**** Data listing ****
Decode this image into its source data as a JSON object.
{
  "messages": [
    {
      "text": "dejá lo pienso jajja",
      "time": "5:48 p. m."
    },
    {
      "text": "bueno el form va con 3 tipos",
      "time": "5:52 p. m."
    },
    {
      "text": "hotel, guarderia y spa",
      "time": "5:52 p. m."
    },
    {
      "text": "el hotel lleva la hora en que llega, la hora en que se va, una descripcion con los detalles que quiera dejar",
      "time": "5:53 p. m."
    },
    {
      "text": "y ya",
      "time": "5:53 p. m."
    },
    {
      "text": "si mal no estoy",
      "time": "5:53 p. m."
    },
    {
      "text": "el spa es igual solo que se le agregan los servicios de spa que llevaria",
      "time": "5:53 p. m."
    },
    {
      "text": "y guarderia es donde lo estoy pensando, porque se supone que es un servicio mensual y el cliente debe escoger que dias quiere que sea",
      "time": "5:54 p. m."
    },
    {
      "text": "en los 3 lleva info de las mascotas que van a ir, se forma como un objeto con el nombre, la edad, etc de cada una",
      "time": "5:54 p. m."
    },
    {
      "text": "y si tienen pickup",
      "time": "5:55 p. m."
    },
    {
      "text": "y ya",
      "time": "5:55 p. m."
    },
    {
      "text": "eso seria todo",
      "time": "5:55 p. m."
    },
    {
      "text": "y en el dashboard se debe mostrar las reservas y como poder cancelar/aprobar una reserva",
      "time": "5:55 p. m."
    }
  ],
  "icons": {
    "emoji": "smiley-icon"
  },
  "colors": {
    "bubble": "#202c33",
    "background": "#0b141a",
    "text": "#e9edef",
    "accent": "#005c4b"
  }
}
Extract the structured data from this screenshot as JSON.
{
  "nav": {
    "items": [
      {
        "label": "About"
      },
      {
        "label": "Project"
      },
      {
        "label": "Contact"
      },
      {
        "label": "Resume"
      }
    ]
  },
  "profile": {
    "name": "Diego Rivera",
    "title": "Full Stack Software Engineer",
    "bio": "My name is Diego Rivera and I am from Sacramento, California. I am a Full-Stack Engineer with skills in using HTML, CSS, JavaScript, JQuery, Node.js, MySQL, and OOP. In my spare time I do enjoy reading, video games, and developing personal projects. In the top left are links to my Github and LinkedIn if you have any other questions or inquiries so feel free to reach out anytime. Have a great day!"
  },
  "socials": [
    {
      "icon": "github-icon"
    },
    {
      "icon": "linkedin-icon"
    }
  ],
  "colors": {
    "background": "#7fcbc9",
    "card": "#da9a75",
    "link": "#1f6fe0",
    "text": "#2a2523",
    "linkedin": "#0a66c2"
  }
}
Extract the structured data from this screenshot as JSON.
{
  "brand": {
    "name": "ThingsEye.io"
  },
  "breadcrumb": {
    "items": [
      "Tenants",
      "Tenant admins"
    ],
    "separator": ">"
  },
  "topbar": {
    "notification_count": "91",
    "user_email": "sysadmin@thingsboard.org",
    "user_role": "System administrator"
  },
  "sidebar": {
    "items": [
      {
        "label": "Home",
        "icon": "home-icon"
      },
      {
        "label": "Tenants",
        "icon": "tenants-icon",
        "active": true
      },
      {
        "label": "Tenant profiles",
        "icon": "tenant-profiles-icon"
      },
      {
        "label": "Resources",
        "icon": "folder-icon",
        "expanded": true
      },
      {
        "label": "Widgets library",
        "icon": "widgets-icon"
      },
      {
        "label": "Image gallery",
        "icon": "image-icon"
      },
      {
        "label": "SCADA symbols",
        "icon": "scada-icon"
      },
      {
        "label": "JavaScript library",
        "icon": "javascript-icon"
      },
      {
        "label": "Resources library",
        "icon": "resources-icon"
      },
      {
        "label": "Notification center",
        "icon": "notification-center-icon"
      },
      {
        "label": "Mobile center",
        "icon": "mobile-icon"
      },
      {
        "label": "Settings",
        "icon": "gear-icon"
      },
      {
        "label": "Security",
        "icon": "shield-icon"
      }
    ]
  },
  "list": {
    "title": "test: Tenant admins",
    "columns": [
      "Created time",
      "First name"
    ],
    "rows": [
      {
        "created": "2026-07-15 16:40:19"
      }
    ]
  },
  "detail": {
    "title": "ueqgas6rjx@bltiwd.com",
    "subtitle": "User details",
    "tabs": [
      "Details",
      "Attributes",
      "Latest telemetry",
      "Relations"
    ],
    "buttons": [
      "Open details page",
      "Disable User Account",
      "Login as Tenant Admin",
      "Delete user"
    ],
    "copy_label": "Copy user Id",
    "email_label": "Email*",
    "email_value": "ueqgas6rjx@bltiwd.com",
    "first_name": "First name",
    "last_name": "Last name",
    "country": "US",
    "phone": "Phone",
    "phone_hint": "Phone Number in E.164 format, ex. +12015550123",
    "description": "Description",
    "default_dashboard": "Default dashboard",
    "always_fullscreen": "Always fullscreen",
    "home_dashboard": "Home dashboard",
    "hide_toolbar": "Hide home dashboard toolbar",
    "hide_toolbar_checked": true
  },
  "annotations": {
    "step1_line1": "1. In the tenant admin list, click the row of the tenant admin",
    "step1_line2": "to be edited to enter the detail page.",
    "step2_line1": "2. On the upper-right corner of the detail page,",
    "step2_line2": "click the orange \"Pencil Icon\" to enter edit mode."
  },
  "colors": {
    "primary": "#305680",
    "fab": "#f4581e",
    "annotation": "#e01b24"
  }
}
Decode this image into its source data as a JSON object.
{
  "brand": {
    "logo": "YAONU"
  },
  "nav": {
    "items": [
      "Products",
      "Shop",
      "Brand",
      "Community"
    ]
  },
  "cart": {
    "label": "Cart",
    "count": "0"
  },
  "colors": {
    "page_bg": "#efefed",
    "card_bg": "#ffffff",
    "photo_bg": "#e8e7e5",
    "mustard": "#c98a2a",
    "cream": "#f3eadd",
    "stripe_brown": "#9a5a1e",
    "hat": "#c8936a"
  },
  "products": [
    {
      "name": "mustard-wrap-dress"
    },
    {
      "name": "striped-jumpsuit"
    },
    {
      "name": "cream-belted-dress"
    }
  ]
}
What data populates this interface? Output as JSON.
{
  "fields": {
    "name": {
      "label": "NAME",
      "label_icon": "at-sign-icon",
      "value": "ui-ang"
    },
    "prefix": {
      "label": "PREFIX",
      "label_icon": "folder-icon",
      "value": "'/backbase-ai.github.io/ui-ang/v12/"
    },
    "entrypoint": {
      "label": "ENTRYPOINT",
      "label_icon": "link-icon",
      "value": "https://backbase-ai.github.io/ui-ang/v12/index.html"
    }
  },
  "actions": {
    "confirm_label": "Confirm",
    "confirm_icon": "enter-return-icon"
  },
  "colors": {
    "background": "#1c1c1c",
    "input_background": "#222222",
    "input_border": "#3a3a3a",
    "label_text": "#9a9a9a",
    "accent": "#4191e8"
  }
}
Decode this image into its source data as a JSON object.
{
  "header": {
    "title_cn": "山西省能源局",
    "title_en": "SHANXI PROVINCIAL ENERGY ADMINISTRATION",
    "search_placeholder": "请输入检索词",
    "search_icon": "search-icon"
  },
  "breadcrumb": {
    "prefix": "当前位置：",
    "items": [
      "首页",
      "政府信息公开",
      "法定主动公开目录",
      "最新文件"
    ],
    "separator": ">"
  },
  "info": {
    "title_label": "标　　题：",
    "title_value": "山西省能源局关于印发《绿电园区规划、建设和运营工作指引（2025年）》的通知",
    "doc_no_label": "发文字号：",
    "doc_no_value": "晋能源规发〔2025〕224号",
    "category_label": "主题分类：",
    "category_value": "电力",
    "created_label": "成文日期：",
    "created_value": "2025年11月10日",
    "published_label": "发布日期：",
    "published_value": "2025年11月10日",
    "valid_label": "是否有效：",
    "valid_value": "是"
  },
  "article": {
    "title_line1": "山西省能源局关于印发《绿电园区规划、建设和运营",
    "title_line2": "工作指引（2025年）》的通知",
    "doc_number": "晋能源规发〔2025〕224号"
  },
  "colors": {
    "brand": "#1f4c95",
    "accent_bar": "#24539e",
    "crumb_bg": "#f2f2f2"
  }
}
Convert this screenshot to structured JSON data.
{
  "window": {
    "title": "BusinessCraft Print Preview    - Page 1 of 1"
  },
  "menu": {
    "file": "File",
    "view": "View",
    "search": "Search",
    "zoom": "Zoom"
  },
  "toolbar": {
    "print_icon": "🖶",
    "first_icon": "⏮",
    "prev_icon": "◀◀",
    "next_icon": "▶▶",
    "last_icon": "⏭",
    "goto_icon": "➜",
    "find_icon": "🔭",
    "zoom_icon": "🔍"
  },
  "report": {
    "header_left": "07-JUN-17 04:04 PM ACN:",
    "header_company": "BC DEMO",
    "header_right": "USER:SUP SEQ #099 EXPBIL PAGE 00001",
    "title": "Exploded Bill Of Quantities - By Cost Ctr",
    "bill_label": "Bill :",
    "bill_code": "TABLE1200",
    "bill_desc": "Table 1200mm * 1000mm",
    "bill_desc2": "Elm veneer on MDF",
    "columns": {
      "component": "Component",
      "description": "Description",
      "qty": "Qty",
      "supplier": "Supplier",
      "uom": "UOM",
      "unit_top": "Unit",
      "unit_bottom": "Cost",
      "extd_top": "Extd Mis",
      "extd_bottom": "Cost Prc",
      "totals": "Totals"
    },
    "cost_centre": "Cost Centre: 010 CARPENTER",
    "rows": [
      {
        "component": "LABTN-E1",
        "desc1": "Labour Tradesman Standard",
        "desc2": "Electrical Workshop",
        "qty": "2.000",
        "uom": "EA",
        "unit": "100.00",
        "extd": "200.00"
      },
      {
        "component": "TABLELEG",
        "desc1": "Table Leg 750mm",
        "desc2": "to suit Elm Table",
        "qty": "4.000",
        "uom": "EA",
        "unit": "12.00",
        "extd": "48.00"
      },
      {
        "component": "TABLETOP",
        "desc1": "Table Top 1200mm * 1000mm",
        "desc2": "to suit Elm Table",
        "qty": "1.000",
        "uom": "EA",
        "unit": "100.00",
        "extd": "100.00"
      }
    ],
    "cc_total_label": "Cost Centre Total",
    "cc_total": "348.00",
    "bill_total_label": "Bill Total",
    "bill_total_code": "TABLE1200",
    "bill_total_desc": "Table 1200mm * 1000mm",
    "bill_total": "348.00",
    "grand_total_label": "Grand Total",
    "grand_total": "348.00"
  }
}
****
* [What is being asked] Pick out each line that holds the string "绿电园区规划".

* [Completed task]
    "title_value": "山西省能源局关于印发《绿电园区规划、建设和运营工作指引（2025年）》的通知",
    "title_line1": "山西省能源局关于印发《绿电园区规划、建设和运营",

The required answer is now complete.